WHAT IS EXPECTED:
Take each line containing "title" and report it exactly as written.

Dataset excerpts
————
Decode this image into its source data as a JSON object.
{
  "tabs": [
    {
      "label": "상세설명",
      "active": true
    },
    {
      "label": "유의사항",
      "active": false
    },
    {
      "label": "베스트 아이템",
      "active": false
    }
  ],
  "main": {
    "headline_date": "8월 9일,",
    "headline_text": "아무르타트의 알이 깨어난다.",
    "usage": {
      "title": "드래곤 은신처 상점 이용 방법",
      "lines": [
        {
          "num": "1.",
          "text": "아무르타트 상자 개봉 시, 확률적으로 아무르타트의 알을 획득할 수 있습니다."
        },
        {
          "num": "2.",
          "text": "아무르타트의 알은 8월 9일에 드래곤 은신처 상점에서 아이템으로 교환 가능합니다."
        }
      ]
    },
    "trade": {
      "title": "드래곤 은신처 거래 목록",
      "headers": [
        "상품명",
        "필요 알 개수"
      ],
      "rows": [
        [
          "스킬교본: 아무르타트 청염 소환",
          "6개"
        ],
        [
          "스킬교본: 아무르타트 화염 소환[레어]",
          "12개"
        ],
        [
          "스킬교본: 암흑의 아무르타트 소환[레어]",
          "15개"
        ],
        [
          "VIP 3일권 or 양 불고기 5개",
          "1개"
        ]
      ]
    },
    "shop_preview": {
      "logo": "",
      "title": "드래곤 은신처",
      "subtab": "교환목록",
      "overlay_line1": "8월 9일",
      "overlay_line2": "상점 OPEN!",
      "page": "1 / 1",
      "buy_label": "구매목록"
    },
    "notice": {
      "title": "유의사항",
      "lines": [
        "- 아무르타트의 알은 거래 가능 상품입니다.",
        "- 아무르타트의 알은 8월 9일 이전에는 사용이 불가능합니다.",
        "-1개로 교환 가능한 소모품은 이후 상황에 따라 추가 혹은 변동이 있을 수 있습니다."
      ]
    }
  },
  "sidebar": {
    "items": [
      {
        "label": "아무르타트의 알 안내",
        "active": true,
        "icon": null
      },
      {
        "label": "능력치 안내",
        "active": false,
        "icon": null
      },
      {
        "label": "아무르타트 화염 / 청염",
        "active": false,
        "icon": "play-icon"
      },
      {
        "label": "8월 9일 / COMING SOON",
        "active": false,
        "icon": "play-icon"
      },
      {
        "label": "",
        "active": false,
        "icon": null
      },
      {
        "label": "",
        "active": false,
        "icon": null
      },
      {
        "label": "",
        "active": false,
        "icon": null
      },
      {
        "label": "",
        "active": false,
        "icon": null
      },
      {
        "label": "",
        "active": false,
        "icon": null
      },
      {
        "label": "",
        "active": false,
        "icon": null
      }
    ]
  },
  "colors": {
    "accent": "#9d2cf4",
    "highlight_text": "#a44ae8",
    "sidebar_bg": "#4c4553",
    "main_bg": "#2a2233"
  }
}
————
REPLY:
      "title": "드래곤 은신처 상점 이용 방법",
      "title": "드래곤 은신처 거래 목록",
      "title": "드래곤 은신처",
      "title": "유의사항",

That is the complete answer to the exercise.